Instruction:
Here are some records; quote them exactly, leaving out the pictures.

Provided data:
____

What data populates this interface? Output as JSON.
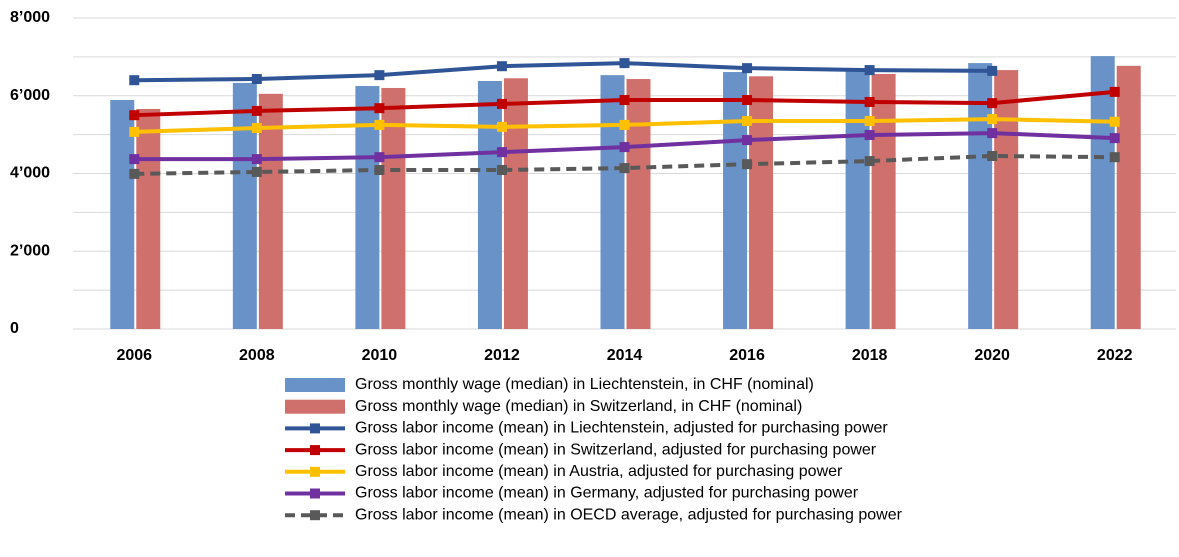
{
  "chart_data": {
    "type": "bar_line",
    "categories": [
      "2006",
      "2008",
      "2010",
      "2012",
      "2014",
      "2016",
      "2018",
      "2020",
      "2022"
    ],
    "ylim": [
      0,
      8000
    ],
    "yticks": [
      {
        "value": 0,
        "label": "0"
      },
      {
        "value": 2000,
        "label": "2’000"
      },
      {
        "value": 4000,
        "label": "4’000"
      },
      {
        "value": 6000,
        "label": "6’000"
      },
      {
        "value": 8000,
        "label": "8’000"
      }
    ],
    "minor_grid": [
      1000,
      3000,
      5000,
      7000
    ],
    "grid": true,
    "legend": "bottom",
    "series": [
      {
        "name": "Gross monthly wage (median) in Liechtenstein, in CHF (nominal)",
        "mark": "bar",
        "color": "#6892c8",
        "values": [
          5890,
          6330,
          6250,
          6380,
          6530,
          6610,
          6700,
          6840,
          7020
        ]
      },
      {
        "name": "Gross monthly wage (median) in Switzerland, in CHF (nominal)",
        "mark": "bar",
        "color": "#d0706c",
        "values": [
          5660,
          6050,
          6200,
          6450,
          6430,
          6500,
          6560,
          6660,
          6770
        ]
      },
      {
        "name": "Gross labor income (mean) in Liechtenstein, adjusted for purchasing power",
        "mark": "line",
        "color": "#2f5597",
        "values": [
          6400,
          6430,
          6530,
          6760,
          6840,
          6710,
          6660,
          6640,
          null
        ]
      },
      {
        "name": "Gross labor income (mean) in Switzerland, adjusted for purchasing power",
        "mark": "line",
        "color": "#c00000",
        "values": [
          5500,
          5610,
          5680,
          5790,
          5890,
          5890,
          5840,
          5810,
          6100
        ]
      },
      {
        "name": "Gross labor income (mean) in Austria, adjusted for purchasing power",
        "mark": "line",
        "color": "#ffc000",
        "values": [
          5070,
          5170,
          5250,
          5200,
          5250,
          5350,
          5350,
          5400,
          5330
        ]
      },
      {
        "name": "Gross labor income (mean) in Germany, adjusted for purchasing power",
        "mark": "line",
        "color": "#7030a0",
        "values": [
          4370,
          4370,
          4420,
          4550,
          4680,
          4860,
          4990,
          5040,
          4910
        ]
      },
      {
        "name": "Gross labor income (mean) in OECD average, adjusted for purchasing power",
        "mark": "line",
        "dash": true,
        "color": "#595959",
        "values": [
          3990,
          4040,
          4090,
          4090,
          4140,
          4240,
          4320,
          4450,
          4420
        ]
      }
    ]
  }
}
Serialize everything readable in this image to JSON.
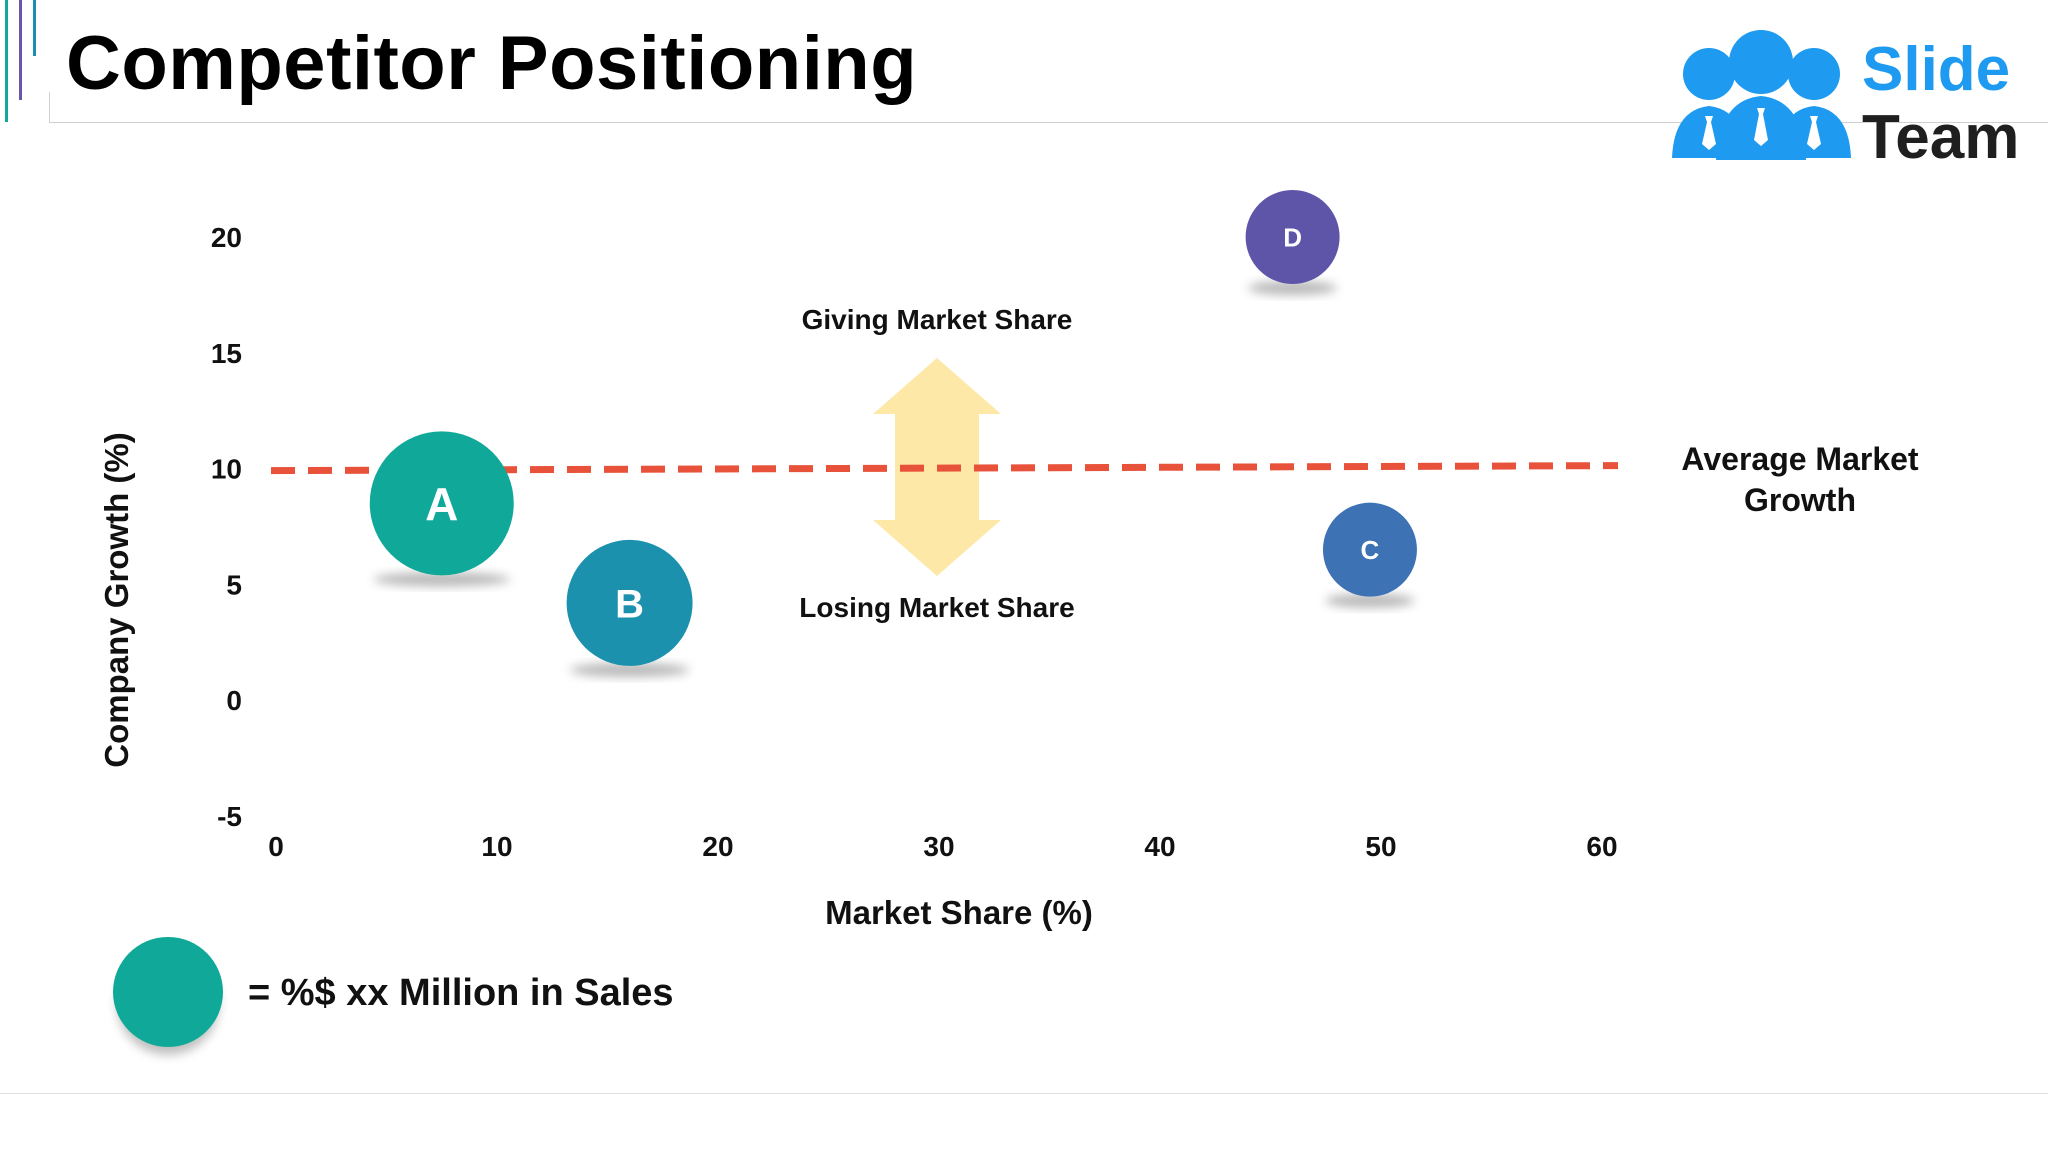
{
  "slide": {
    "title": "Competitor Positioning"
  },
  "logo": {
    "word1": "Slide",
    "word2": "Team",
    "color_primary": "#1e9bf0",
    "color_text": "#1f1f1f"
  },
  "legend": {
    "text": "= %$ xx Million in Sales",
    "bubble_color": "#0fa899"
  },
  "chart_data": {
    "type": "scatter",
    "xlabel": "Market Share (%)",
    "ylabel": "Company Growth (%)",
    "xlim": [
      0,
      60
    ],
    "ylim": [
      -5,
      20
    ],
    "x_ticks": [
      "0",
      "10",
      "20",
      "30",
      "40",
      "50",
      "60"
    ],
    "y_ticks": [
      "20",
      "15",
      "10",
      "5",
      "0",
      "-5"
    ],
    "grid": false,
    "series": [
      {
        "label": "A",
        "x": 7.5,
        "y": 8.5,
        "size": "large",
        "color": "#0fa899"
      },
      {
        "label": "B",
        "x": 16,
        "y": 4.2,
        "size": "medium",
        "color": "#1b91ad"
      },
      {
        "label": "C",
        "x": 49.5,
        "y": 6.5,
        "size": "small",
        "color": "#3d72b4"
      },
      {
        "label": "D",
        "x": 46,
        "y": 20,
        "size": "small",
        "color": "#5e55a8"
      }
    ],
    "reference_line": {
      "label": "Average Market Growth",
      "y": 10,
      "color": "#e8523a",
      "style": "dashed"
    },
    "arrow_annotation": {
      "x": 30,
      "top_label": "Giving Market Share",
      "bottom_label": "Losing Market Share",
      "color": "#fde8a8"
    }
  }
}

____

Reply to the task:
What data populates this interface? Output as JSON.
{
  "chart_data": {
    "type": "bar_line",
    "categories": [
      "2006",
      "2008",
      "2010",
      "2012",
      "2014",
      "2016",
      "2018",
      "2020",
      "2022"
    ],
    "ylim": [
      0,
      8000
    ],
    "yticks": [
      {
        "value": 0,
        "label": "0"
      },
      {
        "value": 2000,
        "label": "2’000"
      },
      {
        "value": 4000,
        "label": "4’000"
      },
      {
        "value": 6000,
        "label": "6’000"
      },
      {
        "value": 8000,
        "label": "8’000"
      }
    ],
    "minor_grid": [
      1000,
      3000,
      5000,
      7000
    ],
    "grid": true,
    "legend": "bottom",
    "series": [
      {
        "name": "Gross monthly wage (median) in Liechtenstein, in CHF (nominal)",
        "mark": "bar",
        "color": "#6892c8",
        "values": [
          5890,
          6330,
          6250,
          6380,
          6530,
          6610,
          6700,
          6840,
          7020
        ]
      },
      {
        "name": "Gross monthly wage (median) in Switzerland, in CHF (nominal)",
        "mark": "bar",
        "color": "#d0706c",
        "values": [
          5660,
          6050,
          6200,
          6450,
          6430,
          6500,
          6560,
          6660,
          6770
        ]
      },
      {
        "name": "Gross labor income (mean) in Liechtenstein, adjusted for purchasing power",
        "mark": "line",
        "color": "#2f5597",
        "values": [
          6400,
          6430,
          6530,
          6760,
          6840,
          6710,
          6660,
          6640,
          null
        ]
      },
      {
        "name": "Gross labor income (mean) in Switzerland, adjusted for purchasing power",
        "mark": "line",
        "color": "#c00000",
        "values": [
          5500,
          5610,
          5680,
          5790,
          5890,
          5890,
          5840,
          5810,
          6100
        ]
      },
      {
        "name": "Gross labor income (mean) in Austria, adjusted for purchasing power",
        "mark": "line",
        "color": "#ffc000",
        "values": [
          5070,
          5170,
          5250,
          5200,
          5250,
          5350,
          5350,
          5400,
          5330
        ]
      },
      {
        "name": "Gross labor income (mean) in Germany, adjusted for purchasing power",
        "mark": "line",
        "color": "#7030a0",
        "values": [
          4370,
          4370,
          4420,
          4550,
          4680,
          4860,
          4990,
          5040,
          4910
        ]
      },
      {
        "name": "Gross labor income (mean) in OECD average, adjusted for purchasing power",
        "mark": "line",
        "dash": true,
        "color": "#595959",
        "values": [
          3990,
          4040,
          4090,
          4090,
          4140,
          4240,
          4320,
          4450,
          4420
        ]
      }
    ]
  }
}
Serialize everything readable in this image to JSON.
{
  "slide": {
    "title": "Competitor Positioning"
  },
  "logo": {
    "word1": "Slide",
    "word2": "Team",
    "color_primary": "#1e9bf0",
    "color_text": "#1f1f1f"
  },
  "legend": {
    "text": "= %$ xx Million in Sales",
    "bubble_color": "#0fa899"
  },
  "chart_data": {
    "type": "scatter",
    "xlabel": "Market Share (%)",
    "ylabel": "Company Growth (%)",
    "xlim": [
      0,
      60
    ],
    "ylim": [
      -5,
      20
    ],
    "x_ticks": [
      "0",
      "10",
      "20",
      "30",
      "40",
      "50",
      "60"
    ],
    "y_ticks": [
      "20",
      "15",
      "10",
      "5",
      "0",
      "-5"
    ],
    "grid": false,
    "series": [
      {
        "label": "A",
        "x": 7.5,
        "y": 8.5,
        "size": "large",
        "color": "#0fa899"
      },
      {
        "label": "B",
        "x": 16,
        "y": 4.2,
        "size": "medium",
        "color": "#1b91ad"
      },
      {
        "label": "C",
        "x": 49.5,
        "y": 6.5,
        "size": "small",
        "color": "#3d72b4"
      },
      {
        "label": "D",
        "x": 46,
        "y": 20,
        "size": "small",
        "color": "#5e55a8"
      }
    ],
    "reference_line": {
      "label": "Average Market Growth",
      "y": 10,
      "color": "#e8523a",
      "style": "dashed"
    },
    "arrow_annotation": {
      "x": 30,
      "top_label": "Giving Market Share",
      "bottom_label": "Losing Market Share",
      "color": "#fde8a8"
    }
  }
}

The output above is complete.